■ PROBLEM DETAILS: Please output the entries below from the line that contains "Output the underlying" through the final line, reproduced exactly and alone.

Dataset rows:
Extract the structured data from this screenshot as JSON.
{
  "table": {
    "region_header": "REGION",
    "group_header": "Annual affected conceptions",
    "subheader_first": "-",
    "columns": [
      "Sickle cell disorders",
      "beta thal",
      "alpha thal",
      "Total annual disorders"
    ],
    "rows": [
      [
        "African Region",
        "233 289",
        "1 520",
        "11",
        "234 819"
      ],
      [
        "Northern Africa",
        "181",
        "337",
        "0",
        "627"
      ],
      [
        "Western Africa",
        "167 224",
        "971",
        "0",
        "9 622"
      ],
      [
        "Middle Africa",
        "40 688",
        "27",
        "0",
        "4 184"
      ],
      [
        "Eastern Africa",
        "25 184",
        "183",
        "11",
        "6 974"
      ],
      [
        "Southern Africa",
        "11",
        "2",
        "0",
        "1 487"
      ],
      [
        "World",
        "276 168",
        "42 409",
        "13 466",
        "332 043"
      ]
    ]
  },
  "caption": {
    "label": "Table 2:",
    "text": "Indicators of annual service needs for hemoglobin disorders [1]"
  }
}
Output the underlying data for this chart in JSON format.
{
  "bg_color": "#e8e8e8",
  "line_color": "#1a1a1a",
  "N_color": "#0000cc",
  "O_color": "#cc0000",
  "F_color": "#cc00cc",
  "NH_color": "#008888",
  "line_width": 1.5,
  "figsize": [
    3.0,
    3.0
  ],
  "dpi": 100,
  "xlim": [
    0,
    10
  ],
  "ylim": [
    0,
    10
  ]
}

■ SOLUTION FOR THIS EXERCISE:
Output the underlying data for this chart in JSON format.
{
  "bg_color": "#e8e8e8",
  "line_color": "#1a1a1a",
  "N_color": "#0000cc",
  "O_color": "#cc0000",
  "F_color": "#cc00cc",
  "NH_color": "#008888",
  "line_width": 1.5,
  "figsize": [
    3.0,
    3.0
  ],
  "dpi": 100,
  "xlim": [
    0,
    10
  ],
  "ylim": [
    0,
    10
  ]
}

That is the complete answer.